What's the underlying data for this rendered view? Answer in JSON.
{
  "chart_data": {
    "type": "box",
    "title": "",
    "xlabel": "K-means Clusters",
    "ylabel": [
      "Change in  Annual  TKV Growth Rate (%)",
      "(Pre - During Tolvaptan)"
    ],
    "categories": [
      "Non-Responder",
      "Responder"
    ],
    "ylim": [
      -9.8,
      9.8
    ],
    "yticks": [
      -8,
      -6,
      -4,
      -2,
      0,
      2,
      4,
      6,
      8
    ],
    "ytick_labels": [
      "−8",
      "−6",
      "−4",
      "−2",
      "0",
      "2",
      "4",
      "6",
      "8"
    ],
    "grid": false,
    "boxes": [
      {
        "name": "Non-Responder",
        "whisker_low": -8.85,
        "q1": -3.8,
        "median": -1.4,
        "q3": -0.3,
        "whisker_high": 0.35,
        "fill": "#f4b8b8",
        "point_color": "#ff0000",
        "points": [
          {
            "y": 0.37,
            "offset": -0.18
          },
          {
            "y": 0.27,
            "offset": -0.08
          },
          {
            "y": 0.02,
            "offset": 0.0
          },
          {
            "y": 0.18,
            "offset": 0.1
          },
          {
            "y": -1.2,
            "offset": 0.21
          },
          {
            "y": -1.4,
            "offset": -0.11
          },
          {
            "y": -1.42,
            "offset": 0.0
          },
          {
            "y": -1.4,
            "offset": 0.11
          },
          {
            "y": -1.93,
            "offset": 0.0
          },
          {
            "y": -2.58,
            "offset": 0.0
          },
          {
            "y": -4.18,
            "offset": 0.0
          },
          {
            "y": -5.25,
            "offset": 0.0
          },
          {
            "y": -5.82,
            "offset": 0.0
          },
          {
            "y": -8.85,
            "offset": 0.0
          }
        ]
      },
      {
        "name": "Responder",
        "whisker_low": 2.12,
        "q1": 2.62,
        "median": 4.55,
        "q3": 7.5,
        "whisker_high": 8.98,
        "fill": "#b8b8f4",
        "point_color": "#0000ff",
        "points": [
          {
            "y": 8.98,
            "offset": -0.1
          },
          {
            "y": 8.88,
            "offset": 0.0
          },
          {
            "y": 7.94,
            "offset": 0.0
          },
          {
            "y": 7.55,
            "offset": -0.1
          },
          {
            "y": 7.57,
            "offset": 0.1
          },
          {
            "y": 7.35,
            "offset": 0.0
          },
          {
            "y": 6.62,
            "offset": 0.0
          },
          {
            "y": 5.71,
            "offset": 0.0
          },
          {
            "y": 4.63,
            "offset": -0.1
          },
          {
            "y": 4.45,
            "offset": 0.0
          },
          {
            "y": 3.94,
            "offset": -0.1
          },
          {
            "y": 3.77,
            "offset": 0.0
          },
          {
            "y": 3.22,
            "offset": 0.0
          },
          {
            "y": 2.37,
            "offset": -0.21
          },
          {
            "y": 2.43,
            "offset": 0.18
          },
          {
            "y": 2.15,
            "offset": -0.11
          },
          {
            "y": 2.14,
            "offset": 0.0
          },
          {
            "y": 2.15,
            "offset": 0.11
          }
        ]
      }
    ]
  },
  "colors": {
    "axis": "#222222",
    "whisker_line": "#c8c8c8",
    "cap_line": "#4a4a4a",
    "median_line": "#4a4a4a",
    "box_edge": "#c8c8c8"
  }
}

******************************

* **To do**: Copy out every line of the data that includes the word "Responder".

* **Exercise answer**:
      "Non-Responder",
      "Responder"
        "name": "Non-Responder",
        "name": "Responder",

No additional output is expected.